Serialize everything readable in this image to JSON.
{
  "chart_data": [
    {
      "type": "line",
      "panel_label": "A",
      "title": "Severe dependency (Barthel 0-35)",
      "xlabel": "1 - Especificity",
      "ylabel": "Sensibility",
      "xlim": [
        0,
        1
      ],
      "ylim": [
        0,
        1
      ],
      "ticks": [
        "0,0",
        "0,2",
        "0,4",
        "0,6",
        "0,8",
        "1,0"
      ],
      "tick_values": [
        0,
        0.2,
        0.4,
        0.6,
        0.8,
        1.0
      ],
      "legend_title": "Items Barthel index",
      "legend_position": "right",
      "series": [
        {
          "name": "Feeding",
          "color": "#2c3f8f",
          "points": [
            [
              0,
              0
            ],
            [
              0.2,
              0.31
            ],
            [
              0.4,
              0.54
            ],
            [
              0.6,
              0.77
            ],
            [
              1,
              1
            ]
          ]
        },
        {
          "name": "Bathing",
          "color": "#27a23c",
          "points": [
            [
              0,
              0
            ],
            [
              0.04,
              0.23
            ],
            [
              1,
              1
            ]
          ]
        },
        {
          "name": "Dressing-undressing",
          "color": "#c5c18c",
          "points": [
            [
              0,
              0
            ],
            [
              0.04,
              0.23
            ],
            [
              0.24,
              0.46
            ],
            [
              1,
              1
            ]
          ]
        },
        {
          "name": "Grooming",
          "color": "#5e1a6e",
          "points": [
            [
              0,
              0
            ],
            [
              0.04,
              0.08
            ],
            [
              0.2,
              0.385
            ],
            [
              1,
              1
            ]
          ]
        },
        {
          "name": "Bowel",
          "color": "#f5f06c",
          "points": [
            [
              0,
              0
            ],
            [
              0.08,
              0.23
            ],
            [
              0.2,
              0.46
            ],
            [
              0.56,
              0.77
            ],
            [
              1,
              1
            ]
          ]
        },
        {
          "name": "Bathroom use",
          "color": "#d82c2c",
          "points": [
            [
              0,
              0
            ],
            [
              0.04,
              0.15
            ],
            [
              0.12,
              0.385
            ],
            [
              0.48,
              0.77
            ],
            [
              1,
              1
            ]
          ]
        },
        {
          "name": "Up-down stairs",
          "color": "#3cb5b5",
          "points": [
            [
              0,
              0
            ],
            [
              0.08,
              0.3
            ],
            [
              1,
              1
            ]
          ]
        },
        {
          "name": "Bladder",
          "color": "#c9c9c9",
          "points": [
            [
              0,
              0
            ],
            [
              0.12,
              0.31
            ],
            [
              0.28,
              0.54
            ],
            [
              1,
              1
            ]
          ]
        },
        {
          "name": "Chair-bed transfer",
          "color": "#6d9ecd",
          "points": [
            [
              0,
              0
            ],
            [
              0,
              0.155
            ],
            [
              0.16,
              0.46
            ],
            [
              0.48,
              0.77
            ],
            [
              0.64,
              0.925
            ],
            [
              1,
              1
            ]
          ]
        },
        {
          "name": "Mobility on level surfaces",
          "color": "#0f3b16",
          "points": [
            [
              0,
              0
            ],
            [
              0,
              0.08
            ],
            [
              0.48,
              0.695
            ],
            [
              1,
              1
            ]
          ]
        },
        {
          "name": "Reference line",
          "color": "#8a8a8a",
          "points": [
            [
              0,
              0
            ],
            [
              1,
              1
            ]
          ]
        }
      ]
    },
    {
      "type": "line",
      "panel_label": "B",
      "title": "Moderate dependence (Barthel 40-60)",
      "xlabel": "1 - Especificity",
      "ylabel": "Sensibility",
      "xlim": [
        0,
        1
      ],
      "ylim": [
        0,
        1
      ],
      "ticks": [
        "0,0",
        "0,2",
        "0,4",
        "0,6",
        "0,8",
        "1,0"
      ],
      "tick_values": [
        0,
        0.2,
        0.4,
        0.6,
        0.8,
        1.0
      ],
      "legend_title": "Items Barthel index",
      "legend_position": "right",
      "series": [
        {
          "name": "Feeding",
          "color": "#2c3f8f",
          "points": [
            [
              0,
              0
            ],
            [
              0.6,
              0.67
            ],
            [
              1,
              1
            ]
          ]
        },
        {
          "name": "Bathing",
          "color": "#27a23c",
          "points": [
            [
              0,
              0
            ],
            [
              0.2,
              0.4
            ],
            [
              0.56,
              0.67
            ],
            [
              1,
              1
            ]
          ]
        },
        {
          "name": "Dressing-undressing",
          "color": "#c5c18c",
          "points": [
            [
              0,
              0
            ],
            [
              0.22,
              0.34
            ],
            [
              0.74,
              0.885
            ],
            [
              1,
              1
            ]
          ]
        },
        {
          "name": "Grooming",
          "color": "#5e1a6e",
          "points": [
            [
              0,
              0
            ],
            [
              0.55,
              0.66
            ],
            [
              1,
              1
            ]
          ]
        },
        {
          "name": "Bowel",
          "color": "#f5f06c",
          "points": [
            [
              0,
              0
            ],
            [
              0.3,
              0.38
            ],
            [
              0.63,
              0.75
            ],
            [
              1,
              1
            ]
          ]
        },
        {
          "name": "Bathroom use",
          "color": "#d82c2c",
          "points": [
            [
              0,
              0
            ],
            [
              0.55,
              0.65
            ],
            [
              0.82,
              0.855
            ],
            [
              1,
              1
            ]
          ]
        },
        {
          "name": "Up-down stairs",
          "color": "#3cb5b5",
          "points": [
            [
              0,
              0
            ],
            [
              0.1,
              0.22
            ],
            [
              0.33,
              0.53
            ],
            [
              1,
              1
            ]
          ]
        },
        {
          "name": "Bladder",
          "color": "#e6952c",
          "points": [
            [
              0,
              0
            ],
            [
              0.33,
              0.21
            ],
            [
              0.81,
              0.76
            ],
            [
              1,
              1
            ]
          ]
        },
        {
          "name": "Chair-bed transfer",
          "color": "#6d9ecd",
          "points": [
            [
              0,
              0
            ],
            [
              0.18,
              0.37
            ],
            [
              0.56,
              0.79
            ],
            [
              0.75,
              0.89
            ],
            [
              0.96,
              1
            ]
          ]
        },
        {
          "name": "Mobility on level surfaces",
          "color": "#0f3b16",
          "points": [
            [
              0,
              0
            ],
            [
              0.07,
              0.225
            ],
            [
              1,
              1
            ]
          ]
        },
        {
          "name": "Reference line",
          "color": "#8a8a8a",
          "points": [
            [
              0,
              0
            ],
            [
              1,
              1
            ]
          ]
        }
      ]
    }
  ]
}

******************************

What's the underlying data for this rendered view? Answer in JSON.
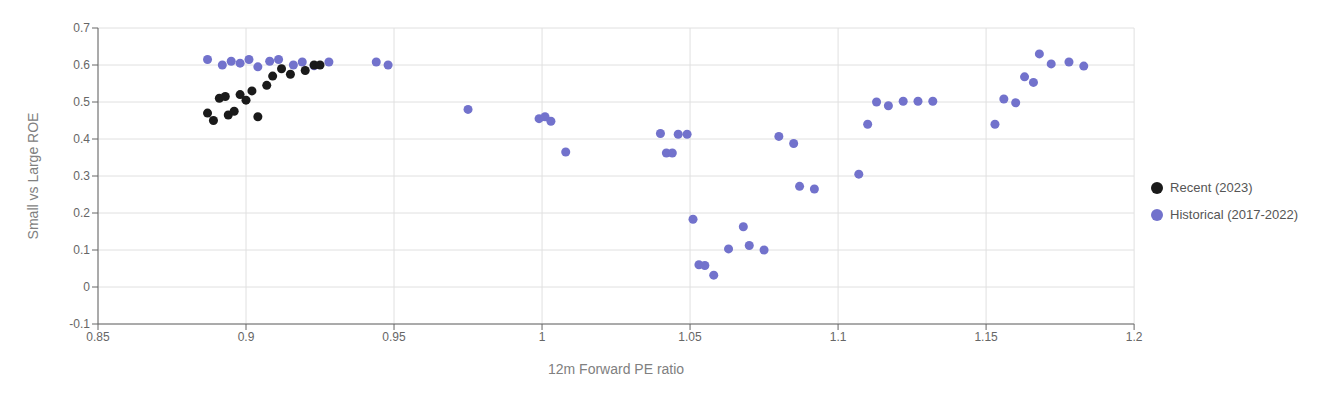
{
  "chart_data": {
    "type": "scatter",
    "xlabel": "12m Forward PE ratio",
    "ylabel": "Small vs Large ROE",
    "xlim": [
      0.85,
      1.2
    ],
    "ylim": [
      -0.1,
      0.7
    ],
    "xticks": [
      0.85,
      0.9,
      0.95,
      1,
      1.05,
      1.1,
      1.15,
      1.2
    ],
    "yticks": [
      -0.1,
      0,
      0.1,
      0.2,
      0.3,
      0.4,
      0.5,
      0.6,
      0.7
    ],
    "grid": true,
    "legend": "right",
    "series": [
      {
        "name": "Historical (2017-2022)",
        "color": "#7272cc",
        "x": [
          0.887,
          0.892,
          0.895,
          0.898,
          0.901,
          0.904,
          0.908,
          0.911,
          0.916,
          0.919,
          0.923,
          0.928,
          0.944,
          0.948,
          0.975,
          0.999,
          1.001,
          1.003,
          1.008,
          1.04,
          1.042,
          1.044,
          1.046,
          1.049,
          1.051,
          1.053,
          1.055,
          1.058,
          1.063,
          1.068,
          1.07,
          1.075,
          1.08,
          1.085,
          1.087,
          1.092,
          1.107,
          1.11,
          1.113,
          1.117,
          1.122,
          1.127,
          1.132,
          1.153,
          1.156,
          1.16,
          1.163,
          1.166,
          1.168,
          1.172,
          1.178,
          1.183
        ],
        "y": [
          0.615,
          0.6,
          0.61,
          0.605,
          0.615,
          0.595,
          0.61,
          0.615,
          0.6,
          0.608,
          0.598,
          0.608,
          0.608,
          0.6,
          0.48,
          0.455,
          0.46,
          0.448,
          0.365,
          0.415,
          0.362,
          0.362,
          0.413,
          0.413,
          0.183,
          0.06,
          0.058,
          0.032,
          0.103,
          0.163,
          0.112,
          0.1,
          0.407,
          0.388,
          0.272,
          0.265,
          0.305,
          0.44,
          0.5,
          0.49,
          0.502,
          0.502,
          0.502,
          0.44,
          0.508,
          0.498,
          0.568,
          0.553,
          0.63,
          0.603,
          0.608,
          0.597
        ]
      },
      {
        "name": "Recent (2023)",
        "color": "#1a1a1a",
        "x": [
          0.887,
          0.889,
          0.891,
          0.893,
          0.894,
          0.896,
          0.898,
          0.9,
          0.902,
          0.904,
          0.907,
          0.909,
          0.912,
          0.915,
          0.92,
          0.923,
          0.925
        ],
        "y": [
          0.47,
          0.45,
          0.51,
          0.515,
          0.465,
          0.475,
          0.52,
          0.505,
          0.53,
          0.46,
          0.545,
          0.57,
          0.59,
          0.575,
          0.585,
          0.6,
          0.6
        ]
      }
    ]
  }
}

******************************

• STATED TASK:
In the material above, find the lines that contain "Barthel" and show them.

• WRITTEN ANSWER:
      "title": "Severe dependency (Barthel 0-35)",
      "legend_title": "Items Barthel index",
      "title": "Moderate dependence (Barthel 40-60)",
      "legend_title": "Items Barthel index",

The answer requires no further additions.